Find the lines of data that contain the string "dosages", then list them.
# START OF DATA SUPPLIED
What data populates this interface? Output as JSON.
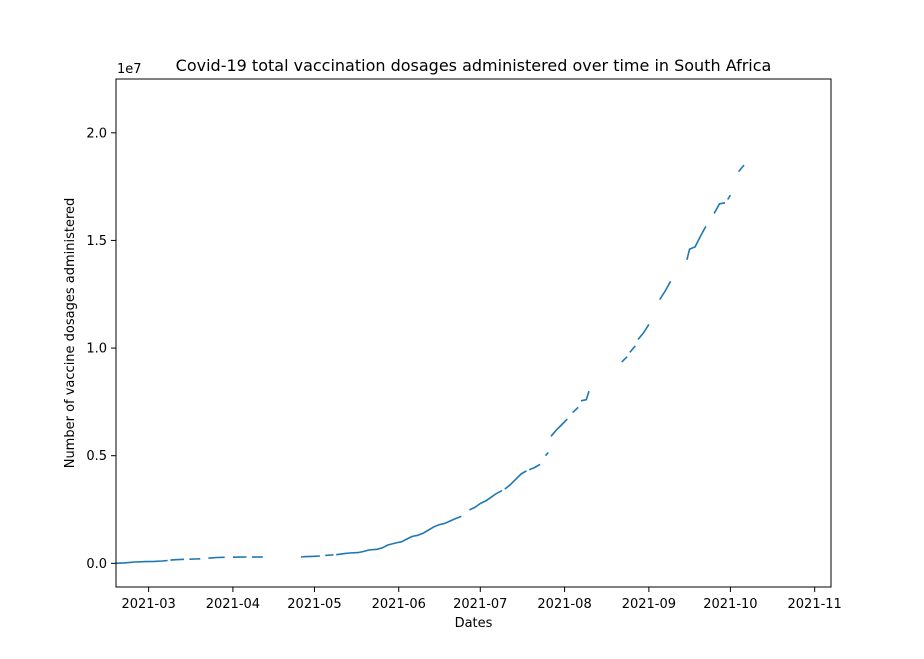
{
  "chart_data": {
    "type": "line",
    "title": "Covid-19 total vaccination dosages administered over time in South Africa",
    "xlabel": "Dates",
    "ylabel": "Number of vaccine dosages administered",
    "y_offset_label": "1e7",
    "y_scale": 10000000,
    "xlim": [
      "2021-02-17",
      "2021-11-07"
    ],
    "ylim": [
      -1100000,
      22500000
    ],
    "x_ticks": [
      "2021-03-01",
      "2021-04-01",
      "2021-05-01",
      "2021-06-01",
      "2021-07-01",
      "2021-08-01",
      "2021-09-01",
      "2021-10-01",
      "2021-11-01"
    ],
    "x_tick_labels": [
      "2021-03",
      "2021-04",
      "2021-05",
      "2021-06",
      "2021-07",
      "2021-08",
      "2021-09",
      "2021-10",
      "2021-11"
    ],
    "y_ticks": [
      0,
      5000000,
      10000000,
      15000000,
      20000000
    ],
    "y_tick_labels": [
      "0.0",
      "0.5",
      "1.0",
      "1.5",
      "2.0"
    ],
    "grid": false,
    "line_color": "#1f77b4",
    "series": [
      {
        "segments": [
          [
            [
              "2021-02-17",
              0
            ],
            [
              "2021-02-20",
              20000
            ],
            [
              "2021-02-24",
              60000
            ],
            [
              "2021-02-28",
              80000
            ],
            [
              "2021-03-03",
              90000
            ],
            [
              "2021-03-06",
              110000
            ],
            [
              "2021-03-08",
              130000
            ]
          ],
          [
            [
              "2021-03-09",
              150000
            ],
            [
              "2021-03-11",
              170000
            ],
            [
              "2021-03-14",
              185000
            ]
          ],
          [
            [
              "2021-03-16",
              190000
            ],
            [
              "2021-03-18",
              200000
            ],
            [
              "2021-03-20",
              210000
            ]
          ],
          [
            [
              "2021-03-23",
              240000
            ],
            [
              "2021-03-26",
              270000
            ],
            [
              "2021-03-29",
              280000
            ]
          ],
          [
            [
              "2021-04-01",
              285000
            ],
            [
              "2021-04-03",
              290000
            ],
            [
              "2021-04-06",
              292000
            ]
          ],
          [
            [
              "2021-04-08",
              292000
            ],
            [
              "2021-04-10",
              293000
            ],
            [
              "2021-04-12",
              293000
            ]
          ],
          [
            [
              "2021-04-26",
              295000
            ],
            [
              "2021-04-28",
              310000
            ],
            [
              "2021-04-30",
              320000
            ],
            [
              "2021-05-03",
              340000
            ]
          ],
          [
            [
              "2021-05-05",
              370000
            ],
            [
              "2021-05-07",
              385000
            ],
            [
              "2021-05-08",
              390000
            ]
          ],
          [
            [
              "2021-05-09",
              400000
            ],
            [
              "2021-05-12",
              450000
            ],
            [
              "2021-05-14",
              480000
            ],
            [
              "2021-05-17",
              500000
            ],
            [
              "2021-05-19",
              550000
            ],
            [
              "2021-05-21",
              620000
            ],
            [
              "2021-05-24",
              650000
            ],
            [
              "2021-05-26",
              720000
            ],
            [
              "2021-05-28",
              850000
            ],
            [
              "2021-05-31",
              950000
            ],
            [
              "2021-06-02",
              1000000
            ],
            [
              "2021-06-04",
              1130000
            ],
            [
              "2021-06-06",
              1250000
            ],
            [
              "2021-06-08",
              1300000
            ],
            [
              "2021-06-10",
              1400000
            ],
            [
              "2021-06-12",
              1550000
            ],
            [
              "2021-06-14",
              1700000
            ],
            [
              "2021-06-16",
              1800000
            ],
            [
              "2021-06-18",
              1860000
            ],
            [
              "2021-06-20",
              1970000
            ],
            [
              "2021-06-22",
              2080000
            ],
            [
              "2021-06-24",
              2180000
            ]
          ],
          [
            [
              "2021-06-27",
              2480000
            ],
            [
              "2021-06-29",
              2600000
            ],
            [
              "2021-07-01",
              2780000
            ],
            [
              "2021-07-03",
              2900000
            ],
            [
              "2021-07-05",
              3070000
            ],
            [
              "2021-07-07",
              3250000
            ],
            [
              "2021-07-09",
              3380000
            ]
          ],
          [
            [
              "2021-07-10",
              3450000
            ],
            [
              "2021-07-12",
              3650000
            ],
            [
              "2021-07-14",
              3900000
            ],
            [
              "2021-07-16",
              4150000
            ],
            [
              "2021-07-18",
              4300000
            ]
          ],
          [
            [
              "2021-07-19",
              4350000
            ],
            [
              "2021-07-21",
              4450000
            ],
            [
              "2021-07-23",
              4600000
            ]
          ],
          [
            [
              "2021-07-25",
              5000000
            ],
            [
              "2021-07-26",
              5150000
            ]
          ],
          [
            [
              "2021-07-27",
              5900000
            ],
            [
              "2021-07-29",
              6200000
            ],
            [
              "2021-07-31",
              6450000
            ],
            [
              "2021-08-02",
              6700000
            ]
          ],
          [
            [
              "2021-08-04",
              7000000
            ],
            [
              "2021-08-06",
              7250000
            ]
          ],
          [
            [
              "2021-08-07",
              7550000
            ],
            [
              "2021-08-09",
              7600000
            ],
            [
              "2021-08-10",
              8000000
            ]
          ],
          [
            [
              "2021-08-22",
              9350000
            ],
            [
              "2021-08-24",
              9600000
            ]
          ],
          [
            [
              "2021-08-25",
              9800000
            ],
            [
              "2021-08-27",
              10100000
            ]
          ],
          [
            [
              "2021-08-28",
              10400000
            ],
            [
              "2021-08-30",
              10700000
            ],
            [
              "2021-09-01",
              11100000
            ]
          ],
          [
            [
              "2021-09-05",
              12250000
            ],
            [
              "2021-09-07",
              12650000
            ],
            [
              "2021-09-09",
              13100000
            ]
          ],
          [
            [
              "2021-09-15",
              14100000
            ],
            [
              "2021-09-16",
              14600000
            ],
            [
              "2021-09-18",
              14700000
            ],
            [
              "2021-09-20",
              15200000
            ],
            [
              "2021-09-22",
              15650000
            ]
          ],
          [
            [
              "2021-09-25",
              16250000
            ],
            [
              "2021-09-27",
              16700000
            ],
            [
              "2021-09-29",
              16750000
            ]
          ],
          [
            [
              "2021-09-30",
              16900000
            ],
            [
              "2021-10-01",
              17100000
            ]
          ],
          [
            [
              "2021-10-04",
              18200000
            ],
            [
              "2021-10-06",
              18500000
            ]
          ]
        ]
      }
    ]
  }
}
# END OF DATA SUPPLIED
# START OF DATA SUPPLIED
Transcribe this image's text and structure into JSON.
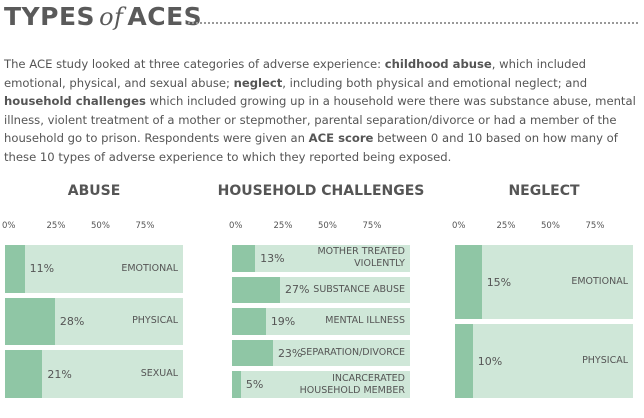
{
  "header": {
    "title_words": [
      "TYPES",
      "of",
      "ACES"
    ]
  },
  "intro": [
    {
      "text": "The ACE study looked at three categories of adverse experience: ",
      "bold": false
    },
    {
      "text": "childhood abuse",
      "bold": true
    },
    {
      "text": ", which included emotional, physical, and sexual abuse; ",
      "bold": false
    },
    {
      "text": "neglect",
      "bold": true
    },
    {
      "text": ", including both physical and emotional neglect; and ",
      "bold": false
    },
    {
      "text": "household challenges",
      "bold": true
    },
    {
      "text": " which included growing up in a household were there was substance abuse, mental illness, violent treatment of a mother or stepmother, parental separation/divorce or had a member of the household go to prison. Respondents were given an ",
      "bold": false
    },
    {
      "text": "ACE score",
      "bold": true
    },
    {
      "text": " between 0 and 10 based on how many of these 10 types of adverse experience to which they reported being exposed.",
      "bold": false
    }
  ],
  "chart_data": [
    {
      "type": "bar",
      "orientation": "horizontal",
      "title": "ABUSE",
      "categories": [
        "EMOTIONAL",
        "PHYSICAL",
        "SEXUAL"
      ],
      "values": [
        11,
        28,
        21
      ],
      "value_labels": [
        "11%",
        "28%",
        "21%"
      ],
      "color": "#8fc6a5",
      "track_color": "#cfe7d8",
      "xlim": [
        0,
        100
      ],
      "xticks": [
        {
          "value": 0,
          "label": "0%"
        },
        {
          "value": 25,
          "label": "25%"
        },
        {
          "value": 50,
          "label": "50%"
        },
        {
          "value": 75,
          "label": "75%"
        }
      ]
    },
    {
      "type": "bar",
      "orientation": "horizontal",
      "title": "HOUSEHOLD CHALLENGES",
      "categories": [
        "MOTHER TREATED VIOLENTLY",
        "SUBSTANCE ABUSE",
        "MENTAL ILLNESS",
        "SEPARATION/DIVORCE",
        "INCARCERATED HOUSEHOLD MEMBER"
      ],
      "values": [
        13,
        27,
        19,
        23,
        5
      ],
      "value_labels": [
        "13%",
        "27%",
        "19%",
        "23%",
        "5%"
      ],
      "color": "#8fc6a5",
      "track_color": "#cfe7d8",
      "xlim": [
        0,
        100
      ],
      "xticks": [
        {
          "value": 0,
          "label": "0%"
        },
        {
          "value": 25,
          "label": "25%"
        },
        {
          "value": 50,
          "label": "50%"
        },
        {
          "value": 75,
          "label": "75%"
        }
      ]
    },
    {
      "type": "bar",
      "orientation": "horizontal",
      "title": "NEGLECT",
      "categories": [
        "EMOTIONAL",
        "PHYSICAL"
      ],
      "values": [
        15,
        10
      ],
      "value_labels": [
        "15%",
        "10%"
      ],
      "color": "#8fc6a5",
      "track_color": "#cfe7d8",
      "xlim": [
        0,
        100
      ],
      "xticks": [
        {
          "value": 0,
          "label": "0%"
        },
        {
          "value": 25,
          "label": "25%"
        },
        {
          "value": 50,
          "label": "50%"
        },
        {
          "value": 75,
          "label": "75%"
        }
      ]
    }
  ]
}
# END OF DATA SUPPLIED
REPLY:
    "title": "Covid-19 total vaccination dosages administered over time in South Africa",
    "ylabel": "Number of vaccine dosages administered",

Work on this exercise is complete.